Problem – An exact copy of every record is needed.

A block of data

** Begin **

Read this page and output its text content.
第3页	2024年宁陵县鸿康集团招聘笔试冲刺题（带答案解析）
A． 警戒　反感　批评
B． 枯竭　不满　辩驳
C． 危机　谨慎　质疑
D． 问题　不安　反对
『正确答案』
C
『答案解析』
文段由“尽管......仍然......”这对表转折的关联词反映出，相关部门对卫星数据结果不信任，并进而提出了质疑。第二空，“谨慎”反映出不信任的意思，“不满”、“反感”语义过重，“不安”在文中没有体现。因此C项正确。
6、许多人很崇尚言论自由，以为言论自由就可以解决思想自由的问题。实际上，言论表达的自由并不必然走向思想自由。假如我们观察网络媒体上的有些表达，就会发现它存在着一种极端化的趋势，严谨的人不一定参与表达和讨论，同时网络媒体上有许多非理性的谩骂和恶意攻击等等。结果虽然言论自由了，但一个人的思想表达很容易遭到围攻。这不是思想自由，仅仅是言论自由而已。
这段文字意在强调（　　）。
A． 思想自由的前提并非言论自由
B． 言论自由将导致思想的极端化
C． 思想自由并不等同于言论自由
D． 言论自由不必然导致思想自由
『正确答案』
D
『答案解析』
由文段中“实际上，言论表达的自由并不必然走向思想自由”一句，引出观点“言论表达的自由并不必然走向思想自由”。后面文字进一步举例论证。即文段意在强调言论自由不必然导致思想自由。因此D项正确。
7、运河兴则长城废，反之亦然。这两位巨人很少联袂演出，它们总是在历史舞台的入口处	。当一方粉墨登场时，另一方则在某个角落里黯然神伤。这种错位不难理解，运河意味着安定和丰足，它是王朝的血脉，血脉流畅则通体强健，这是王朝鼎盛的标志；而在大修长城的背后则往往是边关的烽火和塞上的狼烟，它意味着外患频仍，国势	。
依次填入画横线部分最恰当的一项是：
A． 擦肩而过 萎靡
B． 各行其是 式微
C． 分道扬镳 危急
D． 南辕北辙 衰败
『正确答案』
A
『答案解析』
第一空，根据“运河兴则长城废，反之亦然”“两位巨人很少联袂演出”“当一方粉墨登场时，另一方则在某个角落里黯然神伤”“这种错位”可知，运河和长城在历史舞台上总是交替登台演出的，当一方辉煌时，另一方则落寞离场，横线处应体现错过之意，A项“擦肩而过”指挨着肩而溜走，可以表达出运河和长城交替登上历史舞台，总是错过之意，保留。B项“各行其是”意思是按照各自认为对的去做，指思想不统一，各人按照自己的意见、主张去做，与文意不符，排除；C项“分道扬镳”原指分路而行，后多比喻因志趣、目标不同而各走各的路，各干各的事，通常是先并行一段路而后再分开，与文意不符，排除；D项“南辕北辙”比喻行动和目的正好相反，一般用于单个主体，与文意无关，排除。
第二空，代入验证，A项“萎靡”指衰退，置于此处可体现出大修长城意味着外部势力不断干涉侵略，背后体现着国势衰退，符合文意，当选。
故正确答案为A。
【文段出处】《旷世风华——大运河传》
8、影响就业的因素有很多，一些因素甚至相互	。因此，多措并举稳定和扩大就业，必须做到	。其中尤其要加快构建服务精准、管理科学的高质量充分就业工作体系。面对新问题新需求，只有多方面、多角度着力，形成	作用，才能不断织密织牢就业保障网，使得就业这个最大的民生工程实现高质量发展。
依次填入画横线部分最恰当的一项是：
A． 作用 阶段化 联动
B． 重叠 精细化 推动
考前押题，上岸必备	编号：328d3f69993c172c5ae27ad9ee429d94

** End **

Written answer –
Read this page and output its text content.
第3页	2024年宁陵县鸿康集团招聘笔试冲刺题（带答案解析）
A． 警戒　反感　批评
B． 枯竭　不满　辩驳
C． 危机　谨慎　质疑
D． 问题　不安　反对
『正确答案』
C
『答案解析』
文段由“尽管......仍然......”这对表转折的关联词反映出，相关部门对卫星数据结果不信任，并进而提出了质疑。第二空，“谨慎”反映出不信任的意思，“不满”、“反感”语义过重，“不安”在文中没有体现。因此C项正确。
6、许多人很崇尚言论自由，以为言论自由就可以解决思想自由的问题。实际上，言论表达的自由并不必然走向思想自由。假如我们观察网络媒体上的有些表达，就会发现它存在着一种极端化的趋势，严谨的人不一定参与表达和讨论，同时网络媒体上有许多非理性的谩骂和恶意攻击等等。结果虽然言论自由了，但一个人的思想表达很容易遭到围攻。这不是思想自由，仅仅是言论自由而已。
这段文字意在强调（　　）。
A． 思想自由的前提并非言论自由
B． 言论自由将导致思想的极端化
C． 思想自由并不等同于言论自由
D． 言论自由不必然导致思想自由
『正确答案』
D
『答案解析』
由文段中“实际上，言论表达的自由并不必然走向思想自由”一句，引出观点“言论表达的自由并不必然走向思想自由”。后面文字进一步举例论证。即文段意在强调言论自由不必然导致思想自由。因此D项正确。
7、运河兴则长城废，反之亦然。这两位巨人很少联袂演出，它们总是在历史舞台的入口处	。当一方粉墨登场时，另一方则在某个角落里黯然神伤。这种错位不难理解，运河意味着安定和丰足，它是王朝的血脉，血脉流畅则通体强健，这是王朝鼎盛的标志；而在大修长城的背后则往往是边关的烽火和塞上的狼烟，它意味着外患频仍，国势	。
依次填入画横线部分最恰当的一项是：
A． 擦肩而过 萎靡
B． 各行其是 式微
C． 分道扬镳 危急
D． 南辕北辙 衰败
『正确答案』
A
『答案解析』
第一空，根据“运河兴则长城废，反之亦然”“两位巨人很少联袂演出”“当一方粉墨登场时，另一方则在某个角落里黯然神伤”“这种错位”可知，运河和长城在历史舞台上总是交替登台演出的，当一方辉煌时，另一方则落寞离场，横线处应体现错过之意，A项“擦肩而过”指挨着肩而溜走，可以表达出运河和长城交替登上历史舞台，总是错过之意，保留。B项“各行其是”意思是按照各自认为对的去做，指思想不统一，各人按照自己的意见、主张去做，与文意不符，排除；C项“分道扬镳”原指分路而行，后多比喻因志趣、目标不同而各走各的路，各干各的事，通常是先并行一段路而后再分开，与文意不符，排除；D项“南辕北辙”比喻行动和目的正好相反，一般用于单个主体，与文意无关，排除。
第二空，代入验证，A项“萎靡”指衰退，置于此处可体现出大修长城意味着外部势力不断干涉侵略，背后体现着国势衰退，符合文意，当选。
故正确答案为A。
【文段出处】《旷世风华——大运河传》
8、影响就业的因素有很多，一些因素甚至相互	。因此，多措并举稳定和扩大就业，必须做到	。其中尤其要加快构建服务精准、管理科学的高质量充分就业工作体系。面对新问题新需求，只有多方面、多角度着力，形成	作用，才能不断织密织牢就业保障网，使得就业这个最大的民生工程实现高质量发展。
依次填入画横线部分最恰当的一项是：
A． 作用 阶段化 联动
B． 重叠 精细化 推动
考前押题，上岸必备	编号：328d3f69993c172c5ae27ad9ee429d94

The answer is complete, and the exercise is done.